WHAT TO DO>
Please reproduce the entries word for word, from the line with "tweet-text-paragraph-1: Albania has" up to and including the last line of the entries.

--- start of DATA SUPPLIED ---

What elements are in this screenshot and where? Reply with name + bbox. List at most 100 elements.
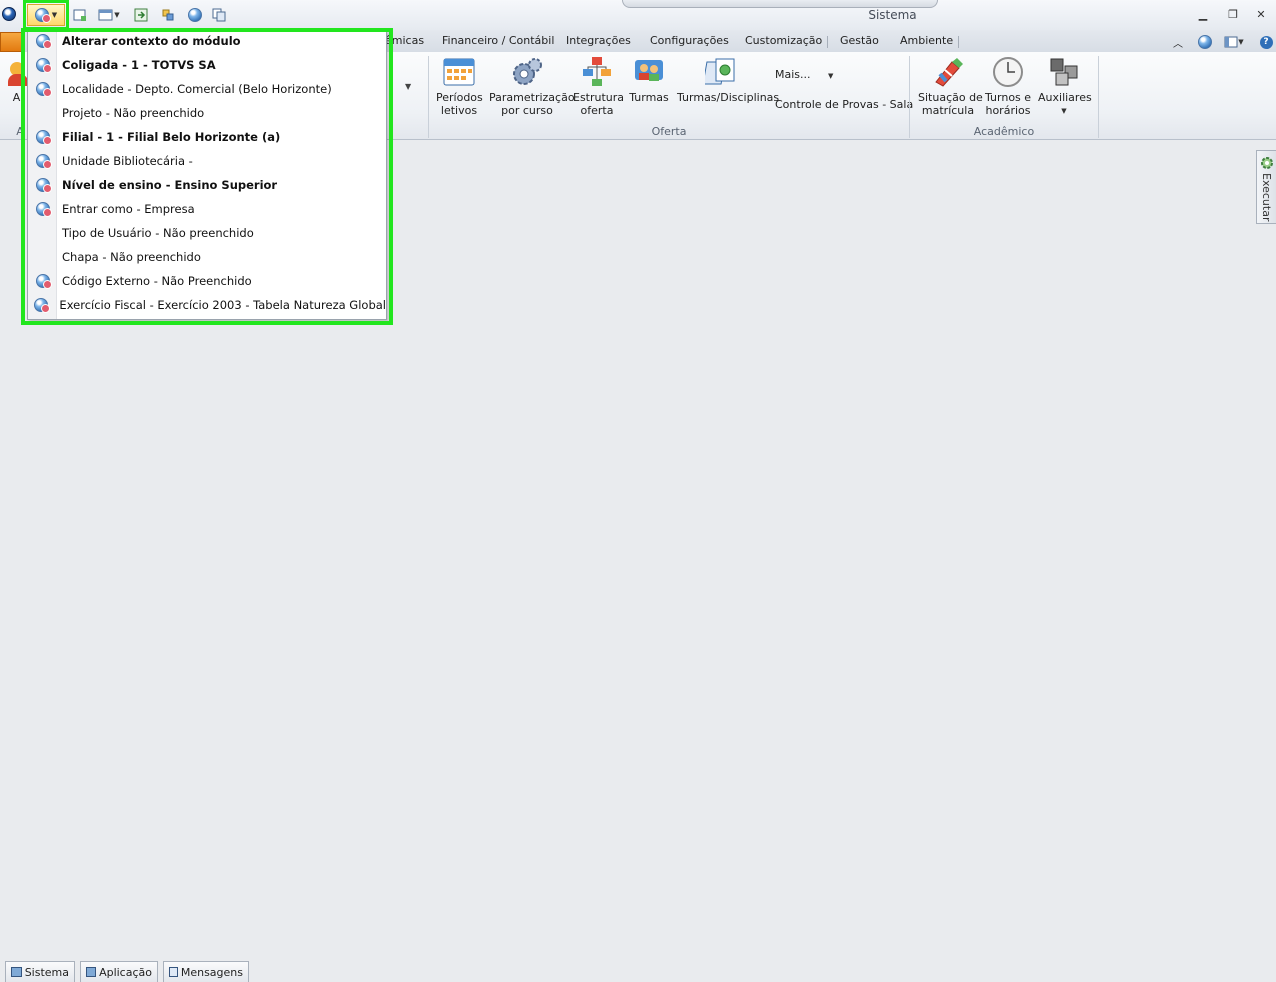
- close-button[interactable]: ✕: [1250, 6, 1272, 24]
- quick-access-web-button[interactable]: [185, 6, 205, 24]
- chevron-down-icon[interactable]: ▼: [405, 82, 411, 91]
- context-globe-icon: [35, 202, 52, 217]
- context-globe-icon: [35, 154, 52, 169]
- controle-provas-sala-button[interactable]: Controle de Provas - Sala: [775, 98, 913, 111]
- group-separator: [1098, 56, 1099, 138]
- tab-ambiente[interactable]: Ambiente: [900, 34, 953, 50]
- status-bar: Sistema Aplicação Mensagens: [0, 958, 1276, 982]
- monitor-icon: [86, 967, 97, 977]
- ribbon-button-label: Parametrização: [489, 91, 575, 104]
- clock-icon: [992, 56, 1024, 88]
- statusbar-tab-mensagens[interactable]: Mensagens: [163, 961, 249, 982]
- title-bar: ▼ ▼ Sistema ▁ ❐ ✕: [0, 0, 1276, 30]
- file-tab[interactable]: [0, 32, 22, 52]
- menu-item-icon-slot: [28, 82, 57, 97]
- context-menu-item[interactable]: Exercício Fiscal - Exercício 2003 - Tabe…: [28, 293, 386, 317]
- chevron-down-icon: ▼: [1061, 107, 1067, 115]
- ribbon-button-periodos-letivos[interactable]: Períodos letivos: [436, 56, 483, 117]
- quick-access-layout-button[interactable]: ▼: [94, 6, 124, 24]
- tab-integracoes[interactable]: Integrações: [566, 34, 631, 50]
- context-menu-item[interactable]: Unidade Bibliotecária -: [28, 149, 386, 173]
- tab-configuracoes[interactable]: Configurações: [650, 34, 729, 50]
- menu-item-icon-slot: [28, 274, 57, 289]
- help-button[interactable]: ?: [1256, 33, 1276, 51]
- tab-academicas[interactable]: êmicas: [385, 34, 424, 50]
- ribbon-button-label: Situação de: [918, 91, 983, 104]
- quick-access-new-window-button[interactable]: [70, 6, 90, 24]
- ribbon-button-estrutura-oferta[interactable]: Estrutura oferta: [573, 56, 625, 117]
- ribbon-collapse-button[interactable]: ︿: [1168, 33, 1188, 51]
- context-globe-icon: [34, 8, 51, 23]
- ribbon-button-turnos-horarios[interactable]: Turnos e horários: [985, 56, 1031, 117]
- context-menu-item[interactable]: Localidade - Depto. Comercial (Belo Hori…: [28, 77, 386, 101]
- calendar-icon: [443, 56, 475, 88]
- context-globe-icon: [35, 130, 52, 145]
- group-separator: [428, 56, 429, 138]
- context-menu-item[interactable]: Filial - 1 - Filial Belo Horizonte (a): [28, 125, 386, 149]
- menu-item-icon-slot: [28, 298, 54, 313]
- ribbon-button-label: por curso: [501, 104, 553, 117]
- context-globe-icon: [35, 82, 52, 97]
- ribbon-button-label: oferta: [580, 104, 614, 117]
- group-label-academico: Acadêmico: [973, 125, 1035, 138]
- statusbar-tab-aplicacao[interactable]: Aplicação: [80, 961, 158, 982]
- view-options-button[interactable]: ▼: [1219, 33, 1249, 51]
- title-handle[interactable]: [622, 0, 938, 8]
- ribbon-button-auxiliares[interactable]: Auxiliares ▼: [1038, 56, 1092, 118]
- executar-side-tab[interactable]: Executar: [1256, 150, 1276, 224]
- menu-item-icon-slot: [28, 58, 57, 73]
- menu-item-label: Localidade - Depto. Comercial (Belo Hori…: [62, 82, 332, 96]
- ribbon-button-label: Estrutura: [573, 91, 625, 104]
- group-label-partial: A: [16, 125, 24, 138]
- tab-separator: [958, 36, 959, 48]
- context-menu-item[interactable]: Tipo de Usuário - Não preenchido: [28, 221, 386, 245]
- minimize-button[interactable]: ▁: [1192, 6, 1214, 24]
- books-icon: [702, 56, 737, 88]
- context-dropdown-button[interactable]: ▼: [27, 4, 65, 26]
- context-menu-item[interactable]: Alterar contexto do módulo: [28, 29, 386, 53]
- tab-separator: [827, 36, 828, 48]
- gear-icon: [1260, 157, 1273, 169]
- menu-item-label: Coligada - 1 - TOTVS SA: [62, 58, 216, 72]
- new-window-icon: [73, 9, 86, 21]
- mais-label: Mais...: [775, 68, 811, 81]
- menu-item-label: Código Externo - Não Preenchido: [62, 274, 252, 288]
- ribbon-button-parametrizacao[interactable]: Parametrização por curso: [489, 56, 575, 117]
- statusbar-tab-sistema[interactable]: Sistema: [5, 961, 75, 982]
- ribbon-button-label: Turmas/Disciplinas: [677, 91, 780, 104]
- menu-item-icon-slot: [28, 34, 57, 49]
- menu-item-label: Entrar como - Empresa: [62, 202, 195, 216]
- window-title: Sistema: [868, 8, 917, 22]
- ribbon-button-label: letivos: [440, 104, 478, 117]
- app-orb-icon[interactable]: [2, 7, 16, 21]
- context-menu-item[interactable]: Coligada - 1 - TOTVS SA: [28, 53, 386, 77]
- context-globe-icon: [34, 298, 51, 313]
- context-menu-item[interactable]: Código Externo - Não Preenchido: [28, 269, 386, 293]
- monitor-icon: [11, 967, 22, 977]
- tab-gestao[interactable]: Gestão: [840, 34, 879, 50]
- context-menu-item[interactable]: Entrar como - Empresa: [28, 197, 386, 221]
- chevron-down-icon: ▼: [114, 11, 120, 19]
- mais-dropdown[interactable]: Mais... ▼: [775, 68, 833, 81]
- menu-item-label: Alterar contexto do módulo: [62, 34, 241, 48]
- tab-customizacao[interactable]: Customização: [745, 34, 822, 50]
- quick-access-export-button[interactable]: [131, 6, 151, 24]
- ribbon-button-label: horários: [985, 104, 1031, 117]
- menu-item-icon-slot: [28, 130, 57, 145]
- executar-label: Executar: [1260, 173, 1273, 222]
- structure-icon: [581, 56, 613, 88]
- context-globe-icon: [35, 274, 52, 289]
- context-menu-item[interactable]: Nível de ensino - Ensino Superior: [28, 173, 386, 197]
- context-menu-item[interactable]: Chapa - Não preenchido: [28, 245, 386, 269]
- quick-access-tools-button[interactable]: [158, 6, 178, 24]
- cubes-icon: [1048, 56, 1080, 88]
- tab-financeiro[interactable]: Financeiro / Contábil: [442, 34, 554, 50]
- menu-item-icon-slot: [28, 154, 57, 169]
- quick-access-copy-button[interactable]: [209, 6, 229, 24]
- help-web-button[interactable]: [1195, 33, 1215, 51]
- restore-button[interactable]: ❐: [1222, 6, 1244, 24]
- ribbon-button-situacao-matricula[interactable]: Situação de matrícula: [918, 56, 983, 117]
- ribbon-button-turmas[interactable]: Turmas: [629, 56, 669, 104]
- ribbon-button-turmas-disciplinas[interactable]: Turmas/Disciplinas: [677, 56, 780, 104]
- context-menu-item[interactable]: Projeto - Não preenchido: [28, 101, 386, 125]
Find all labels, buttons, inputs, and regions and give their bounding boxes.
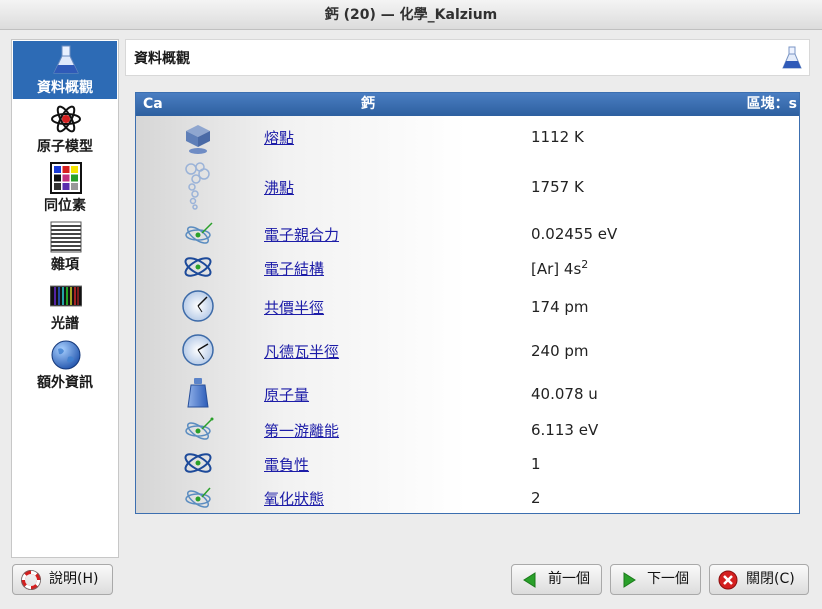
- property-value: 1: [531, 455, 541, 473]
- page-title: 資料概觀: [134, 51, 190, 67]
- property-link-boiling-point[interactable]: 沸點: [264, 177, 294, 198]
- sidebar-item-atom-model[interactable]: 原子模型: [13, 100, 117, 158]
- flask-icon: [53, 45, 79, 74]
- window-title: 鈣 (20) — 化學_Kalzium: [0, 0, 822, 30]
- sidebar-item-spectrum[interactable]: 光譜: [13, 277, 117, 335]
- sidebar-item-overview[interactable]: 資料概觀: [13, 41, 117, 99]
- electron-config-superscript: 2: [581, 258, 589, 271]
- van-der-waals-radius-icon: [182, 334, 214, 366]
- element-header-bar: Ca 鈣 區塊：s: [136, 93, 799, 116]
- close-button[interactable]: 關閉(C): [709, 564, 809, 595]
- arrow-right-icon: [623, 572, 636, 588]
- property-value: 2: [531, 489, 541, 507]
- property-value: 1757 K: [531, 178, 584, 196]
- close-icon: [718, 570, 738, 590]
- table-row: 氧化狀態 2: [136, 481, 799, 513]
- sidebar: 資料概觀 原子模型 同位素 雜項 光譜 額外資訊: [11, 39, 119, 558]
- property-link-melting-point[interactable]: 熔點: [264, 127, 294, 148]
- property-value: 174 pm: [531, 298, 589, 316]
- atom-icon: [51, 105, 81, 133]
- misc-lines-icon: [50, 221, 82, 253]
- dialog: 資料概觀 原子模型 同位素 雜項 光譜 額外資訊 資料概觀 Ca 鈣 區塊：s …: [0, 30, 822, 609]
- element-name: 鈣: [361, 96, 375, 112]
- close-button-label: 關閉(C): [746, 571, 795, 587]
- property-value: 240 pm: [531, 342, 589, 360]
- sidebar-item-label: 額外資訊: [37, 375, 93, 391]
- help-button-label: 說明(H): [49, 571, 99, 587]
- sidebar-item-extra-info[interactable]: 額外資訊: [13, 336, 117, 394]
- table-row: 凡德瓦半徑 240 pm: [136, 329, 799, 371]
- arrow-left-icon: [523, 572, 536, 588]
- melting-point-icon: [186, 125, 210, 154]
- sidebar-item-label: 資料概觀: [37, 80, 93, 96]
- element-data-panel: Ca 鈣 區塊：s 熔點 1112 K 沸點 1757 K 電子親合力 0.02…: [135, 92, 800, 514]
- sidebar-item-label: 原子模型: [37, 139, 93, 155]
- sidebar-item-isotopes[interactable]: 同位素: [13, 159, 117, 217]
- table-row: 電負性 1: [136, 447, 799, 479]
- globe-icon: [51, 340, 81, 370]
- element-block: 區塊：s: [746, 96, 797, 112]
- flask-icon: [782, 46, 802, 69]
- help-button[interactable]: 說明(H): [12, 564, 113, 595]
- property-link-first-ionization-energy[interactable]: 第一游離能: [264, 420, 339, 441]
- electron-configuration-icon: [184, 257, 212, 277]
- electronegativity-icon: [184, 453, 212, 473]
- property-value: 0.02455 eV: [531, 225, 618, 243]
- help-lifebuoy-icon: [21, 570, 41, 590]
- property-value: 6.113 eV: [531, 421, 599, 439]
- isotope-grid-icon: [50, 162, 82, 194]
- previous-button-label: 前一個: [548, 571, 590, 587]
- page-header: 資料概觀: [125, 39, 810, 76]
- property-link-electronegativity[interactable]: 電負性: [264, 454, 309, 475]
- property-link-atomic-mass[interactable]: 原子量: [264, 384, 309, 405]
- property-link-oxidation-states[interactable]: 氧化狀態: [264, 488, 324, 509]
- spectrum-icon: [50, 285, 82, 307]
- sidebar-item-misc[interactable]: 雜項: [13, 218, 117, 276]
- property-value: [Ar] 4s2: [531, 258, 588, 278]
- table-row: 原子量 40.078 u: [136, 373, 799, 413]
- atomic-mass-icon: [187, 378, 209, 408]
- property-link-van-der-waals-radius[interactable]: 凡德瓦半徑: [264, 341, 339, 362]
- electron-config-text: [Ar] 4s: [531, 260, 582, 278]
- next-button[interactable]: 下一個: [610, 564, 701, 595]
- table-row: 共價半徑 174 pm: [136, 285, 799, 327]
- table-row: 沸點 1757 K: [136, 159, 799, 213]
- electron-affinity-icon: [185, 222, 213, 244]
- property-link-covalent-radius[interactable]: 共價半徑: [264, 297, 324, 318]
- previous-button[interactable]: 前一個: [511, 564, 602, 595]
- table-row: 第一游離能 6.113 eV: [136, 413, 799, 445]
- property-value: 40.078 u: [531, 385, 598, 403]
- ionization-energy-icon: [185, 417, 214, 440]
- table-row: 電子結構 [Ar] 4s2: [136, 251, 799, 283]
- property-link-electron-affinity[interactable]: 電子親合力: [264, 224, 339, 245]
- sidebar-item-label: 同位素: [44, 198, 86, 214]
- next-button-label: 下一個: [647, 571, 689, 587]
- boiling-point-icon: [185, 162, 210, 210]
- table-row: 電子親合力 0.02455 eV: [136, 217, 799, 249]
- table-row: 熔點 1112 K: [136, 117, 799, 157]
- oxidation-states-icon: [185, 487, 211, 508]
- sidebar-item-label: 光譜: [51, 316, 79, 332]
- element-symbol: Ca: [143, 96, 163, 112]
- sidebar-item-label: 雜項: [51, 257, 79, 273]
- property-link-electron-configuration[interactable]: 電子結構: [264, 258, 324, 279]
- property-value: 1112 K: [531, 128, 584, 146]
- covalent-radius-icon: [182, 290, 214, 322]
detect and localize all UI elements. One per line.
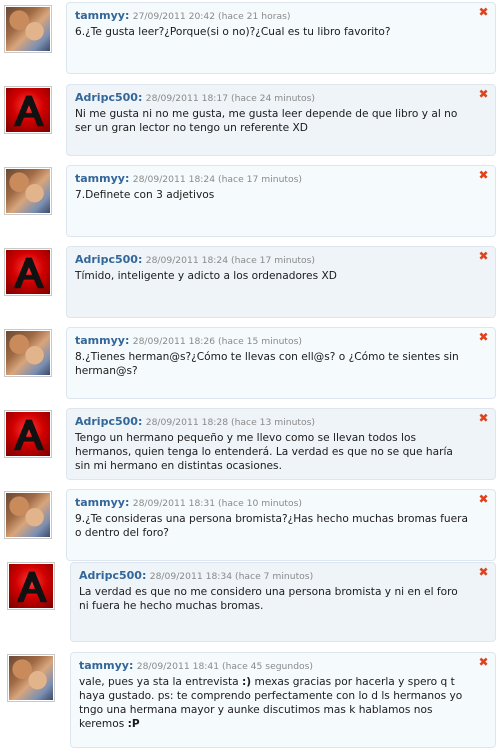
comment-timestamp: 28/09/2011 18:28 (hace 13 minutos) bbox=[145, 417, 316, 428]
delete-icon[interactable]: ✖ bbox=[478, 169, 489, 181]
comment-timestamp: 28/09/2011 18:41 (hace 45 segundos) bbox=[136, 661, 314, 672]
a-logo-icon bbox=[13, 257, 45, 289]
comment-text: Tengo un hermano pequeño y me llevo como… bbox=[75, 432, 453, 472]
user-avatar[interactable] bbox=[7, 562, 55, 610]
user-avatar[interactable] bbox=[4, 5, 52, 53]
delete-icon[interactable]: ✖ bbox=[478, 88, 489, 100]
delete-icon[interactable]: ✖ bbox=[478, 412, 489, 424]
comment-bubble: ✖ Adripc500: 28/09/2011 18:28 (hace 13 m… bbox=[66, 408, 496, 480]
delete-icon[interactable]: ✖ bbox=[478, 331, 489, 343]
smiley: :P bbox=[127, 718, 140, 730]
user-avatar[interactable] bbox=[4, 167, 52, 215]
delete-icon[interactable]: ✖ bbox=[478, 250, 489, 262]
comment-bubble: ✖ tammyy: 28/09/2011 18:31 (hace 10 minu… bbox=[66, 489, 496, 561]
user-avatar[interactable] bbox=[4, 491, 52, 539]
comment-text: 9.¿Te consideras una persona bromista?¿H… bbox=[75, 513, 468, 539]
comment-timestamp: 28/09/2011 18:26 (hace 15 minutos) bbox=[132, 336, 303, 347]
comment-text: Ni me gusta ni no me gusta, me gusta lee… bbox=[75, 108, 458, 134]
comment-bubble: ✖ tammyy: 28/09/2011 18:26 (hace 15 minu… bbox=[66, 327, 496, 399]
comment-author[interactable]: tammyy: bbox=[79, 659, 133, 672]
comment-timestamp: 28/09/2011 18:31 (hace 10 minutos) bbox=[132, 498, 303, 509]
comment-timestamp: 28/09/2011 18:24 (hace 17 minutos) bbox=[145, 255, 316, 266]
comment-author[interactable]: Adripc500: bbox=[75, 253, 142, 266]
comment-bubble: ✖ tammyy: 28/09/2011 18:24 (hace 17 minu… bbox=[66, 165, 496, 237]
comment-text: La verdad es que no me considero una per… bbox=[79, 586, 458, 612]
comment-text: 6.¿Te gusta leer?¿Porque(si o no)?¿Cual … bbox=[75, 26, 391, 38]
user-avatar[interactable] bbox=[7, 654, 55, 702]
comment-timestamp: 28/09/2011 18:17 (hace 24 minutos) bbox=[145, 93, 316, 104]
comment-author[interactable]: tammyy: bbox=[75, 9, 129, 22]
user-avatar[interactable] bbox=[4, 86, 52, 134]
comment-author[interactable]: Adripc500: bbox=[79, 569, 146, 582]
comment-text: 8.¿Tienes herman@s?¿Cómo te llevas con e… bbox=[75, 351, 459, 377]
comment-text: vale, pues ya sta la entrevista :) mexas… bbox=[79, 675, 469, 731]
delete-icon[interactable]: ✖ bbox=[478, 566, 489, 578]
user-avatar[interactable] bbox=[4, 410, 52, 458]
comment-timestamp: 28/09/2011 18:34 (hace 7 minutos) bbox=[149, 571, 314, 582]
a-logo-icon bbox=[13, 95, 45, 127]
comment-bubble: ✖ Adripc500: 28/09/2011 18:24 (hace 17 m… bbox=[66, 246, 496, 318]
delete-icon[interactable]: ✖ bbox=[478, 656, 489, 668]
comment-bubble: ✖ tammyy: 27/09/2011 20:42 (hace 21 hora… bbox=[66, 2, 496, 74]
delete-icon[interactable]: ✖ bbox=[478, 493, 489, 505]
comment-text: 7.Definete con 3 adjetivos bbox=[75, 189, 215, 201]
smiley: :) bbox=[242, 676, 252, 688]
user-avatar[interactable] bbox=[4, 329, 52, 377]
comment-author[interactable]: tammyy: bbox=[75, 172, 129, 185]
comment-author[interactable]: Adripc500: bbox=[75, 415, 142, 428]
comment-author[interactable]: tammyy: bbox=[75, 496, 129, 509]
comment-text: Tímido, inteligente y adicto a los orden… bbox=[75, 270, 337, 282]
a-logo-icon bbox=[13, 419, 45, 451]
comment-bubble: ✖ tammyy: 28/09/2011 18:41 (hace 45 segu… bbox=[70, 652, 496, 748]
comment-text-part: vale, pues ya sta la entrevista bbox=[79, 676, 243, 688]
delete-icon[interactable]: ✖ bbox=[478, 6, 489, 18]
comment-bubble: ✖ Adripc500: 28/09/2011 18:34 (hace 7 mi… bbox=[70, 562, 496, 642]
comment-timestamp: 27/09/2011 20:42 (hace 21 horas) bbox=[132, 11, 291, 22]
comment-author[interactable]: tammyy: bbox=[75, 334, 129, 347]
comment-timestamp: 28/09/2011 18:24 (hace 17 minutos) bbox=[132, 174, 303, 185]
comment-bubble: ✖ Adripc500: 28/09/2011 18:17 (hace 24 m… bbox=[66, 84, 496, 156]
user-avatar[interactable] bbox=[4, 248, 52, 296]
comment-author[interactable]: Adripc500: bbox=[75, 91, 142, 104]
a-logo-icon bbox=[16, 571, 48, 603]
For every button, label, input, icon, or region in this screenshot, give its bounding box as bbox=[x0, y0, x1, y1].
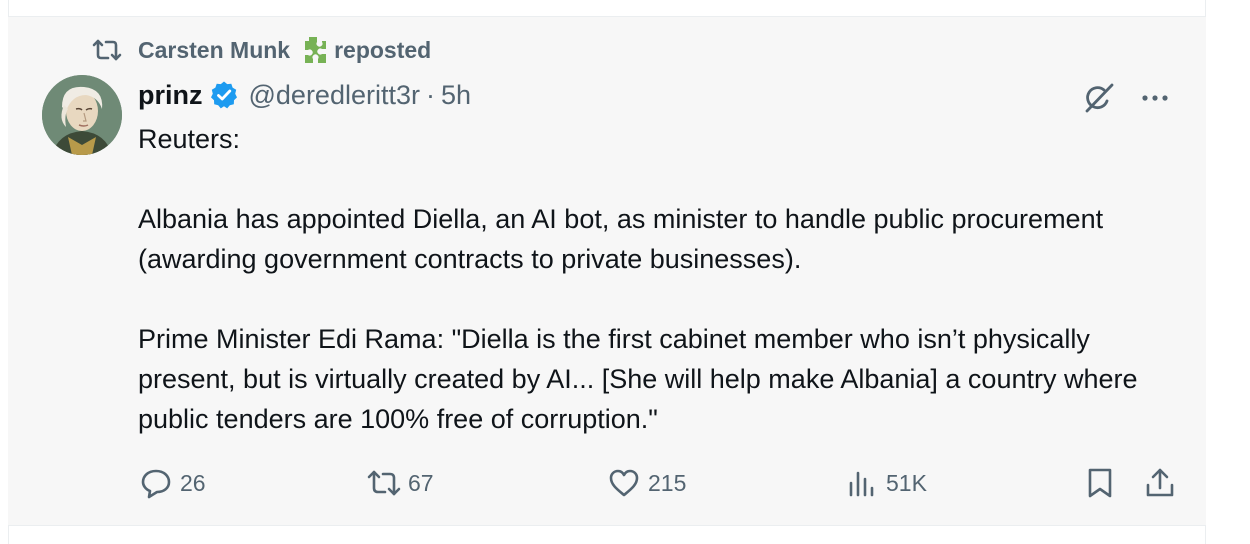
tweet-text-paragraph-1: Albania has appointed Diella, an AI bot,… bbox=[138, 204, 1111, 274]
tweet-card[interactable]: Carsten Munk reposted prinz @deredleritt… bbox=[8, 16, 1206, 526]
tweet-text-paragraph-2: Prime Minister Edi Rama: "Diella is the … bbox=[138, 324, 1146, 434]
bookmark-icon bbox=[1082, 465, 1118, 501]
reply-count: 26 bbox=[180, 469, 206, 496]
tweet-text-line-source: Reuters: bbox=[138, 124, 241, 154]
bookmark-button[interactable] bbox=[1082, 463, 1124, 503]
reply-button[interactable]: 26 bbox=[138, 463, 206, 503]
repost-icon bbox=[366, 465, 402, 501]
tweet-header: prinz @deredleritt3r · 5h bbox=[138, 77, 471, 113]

--- end of DATA SUPPLIED ---

FULL SOLUTION>
tweet-text-paragraph-1: Albania has appointed Diella, an AI bot,… bbox=[138, 204, 1111, 274]
tweet-card[interactable]: Carsten Munk reposted prinz @deredleritt… bbox=[8, 16, 1206, 526]
tweet-text-paragraph-2: Prime Minister Edi Rama: "Diella is the … bbox=[138, 324, 1146, 434]
bookmark-icon bbox=[1082, 465, 1118, 501]
reply-count: 26 bbox=[180, 469, 206, 496]
tweet-text-line-source: Reuters: bbox=[138, 124, 241, 154]
bookmark-button[interactable] bbox=[1082, 463, 1124, 503]
reply-button[interactable]: 26 bbox=[138, 463, 206, 503]
repost-icon bbox=[366, 465, 402, 501]
tweet-header: prinz @deredleritt3r · 5h bbox=[138, 77, 471, 113]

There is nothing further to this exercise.